Data excerpts:
####
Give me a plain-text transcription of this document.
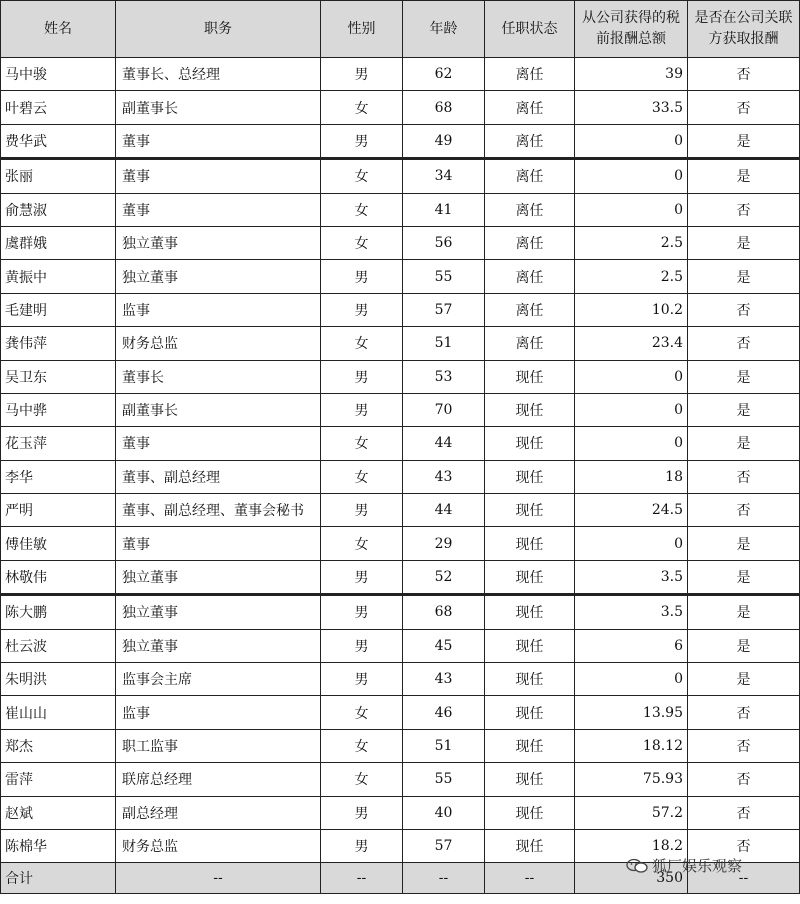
姓名	职务	性别	年龄	任职状态	从公司获得的税前报酬总额	是否在公司关联方获取报酬
马中骏	董事长、总经理	男	62	离任	39	否
叶碧云	副董事长	女	68	离任	33.5	否
费华武	董事	男	49	离任	0	是
张丽	董事	女	34	离任	0	是
俞慧淑	董事	女	41	离任	0	否
虞群娥	独立董事	女	56	离任	2.5	是
黄振中	独立董事	男	55	离任	2.5	是
毛建明	监事	男	57	离任	10.2	否
龚伟萍	财务总监	女	51	离任	23.4	否
吴卫东	董事长	男	53	现任	0	是
马中骅	副董事长	男	70	现任	0	是
花玉萍	董事	女	44	现任	0	是
李华	董事、副总经理	女	43	现任	18	否
严明	董事、副总经理、董事会秘书	男	44	现任	24.5	否
傅佳敏	董事	女	29	现任	0	是
林敬伟	独立董事	男	52	现任	3.5	是
陈大鹏	独立董事	男	68	现任	3.5	是
杜云波	独立董事	男	45	现任	6	是
朱明洪	监事会主席	男	43	现任	0	是
崔山山	监事	女	46	现任	13.95	否
郑杰	职工监事	女	51	现任	18.12	否
雷萍	联席总经理	女	55	现任	75.93	否
赵斌	副总经理	男	40	现任	57.2	否
陈棉华	财务总监	男	57	现任	18.2	否
合计	--	--	--	--	350	--
狐厂娱乐观察
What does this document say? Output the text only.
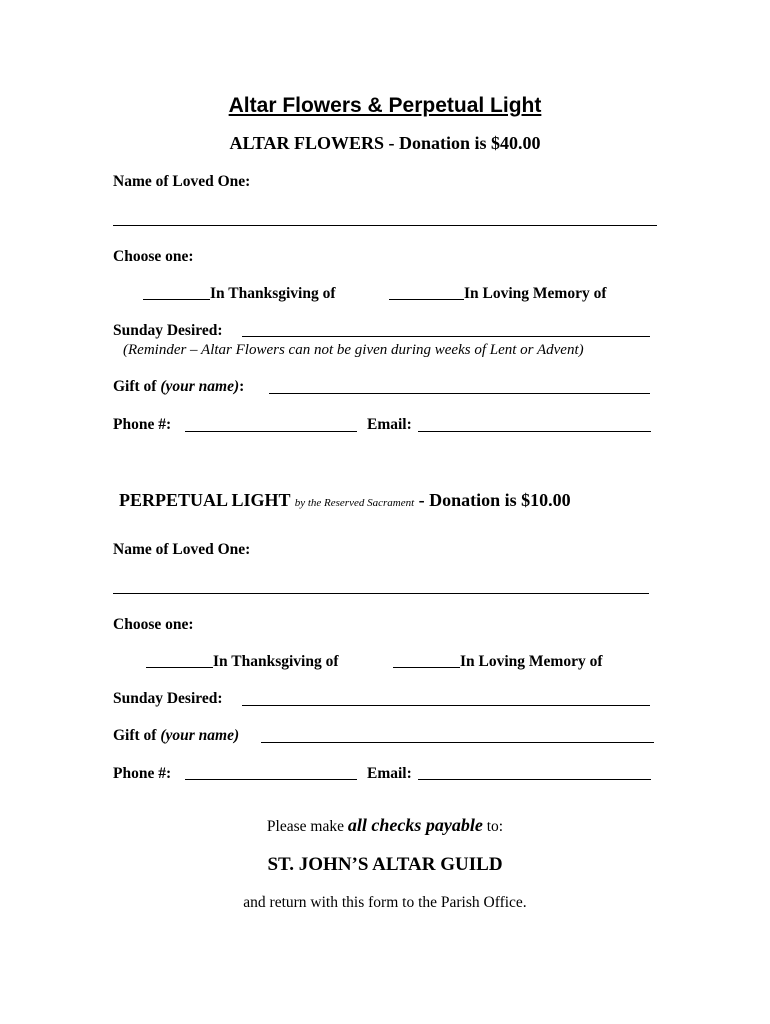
Altar Flowers & Perpetual Light
ALTAR FLOWERS - Donation is $40.00
Name of Loved One:
Choose one:
In Thanksgiving of	In Loving Memory of
Sunday Desired:
(Reminder – Altar Flowers can not be given during weeks of Lent or Advent)
Gift of (your name):
Phone #:	Email:
PERPETUAL LIGHT by the Reserved Sacrament - Donation is $10.00
Name of Loved One:
Choose one:
In Thanksgiving of	In Loving Memory of
Sunday Desired:
Gift of (your name)
Phone #:	Email:
Please make all checks payable to:
ST. JOHN’S ALTAR GUILD
and return with this form to the Parish Office.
####
:: Given request ::
Copy every record character for character. Skip the pictures.

:: Answer to this problem ::
Give me a plain-text transcription of this document.
姓名	职务	性别	年龄	任职状态	从公司获得的税前报酬总额	是否在公司关联方获取报酬
马中骏	董事长、总经理	男	62	离任	39	否
叶碧云	副董事长	女	68	离任	33.5	否
费华武	董事	男	49	离任	0	是
张丽	董事	女	34	离任	0	是
俞慧淑	董事	女	41	离任	0	否
虞群娥	独立董事	女	56	离任	2.5	是
黄振中	独立董事	男	55	离任	2.5	是
毛建明	监事	男	57	离任	10.2	否
龚伟萍	财务总监	女	51	离任	23.4	否
吴卫东	董事长	男	53	现任	0	是
马中骅	副董事长	男	70	现任	0	是
花玉萍	董事	女	44	现任	0	是
李华	董事、副总经理	女	43	现任	18	否
严明	董事、副总经理、董事会秘书	男	44	现任	24.5	否
傅佳敏	董事	女	29	现任	0	是
林敬伟	独立董事	男	52	现任	3.5	是
陈大鹏	独立董事	男	68	现任	3.5	是
杜云波	独立董事	男	45	现任	6	是
朱明洪	监事会主席	男	43	现任	0	是
崔山山	监事	女	46	现任	13.95	否
郑杰	职工监事	女	51	现任	18.12	否
雷萍	联席总经理	女	55	现任	75.93	否
赵斌	副总经理	男	40	现任	57.2	否
陈棉华	财务总监	男	57	现任	18.2	否
合计	--	--	--	--	350	--
狐厂娱乐观察
What does this document say? Output the text only.
Altar Flowers & Perpetual Light
ALTAR FLOWERS - Donation is $40.00
Name of Loved One:
Choose one:
In Thanksgiving of	In Loving Memory of
Sunday Desired:
(Reminder – Altar Flowers can not be given during weeks of Lent or Advent)
Gift of (your name):
Phone #:	Email:
PERPETUAL LIGHT by the Reserved Sacrament - Donation is $10.00
Name of Loved One:
Choose one:
In Thanksgiving of	In Loving Memory of
Sunday Desired:
Gift of (your name)
Phone #:	Email:
Please make all checks payable to:
ST. JOHN’S ALTAR GUILD
and return with this form to the Parish Office.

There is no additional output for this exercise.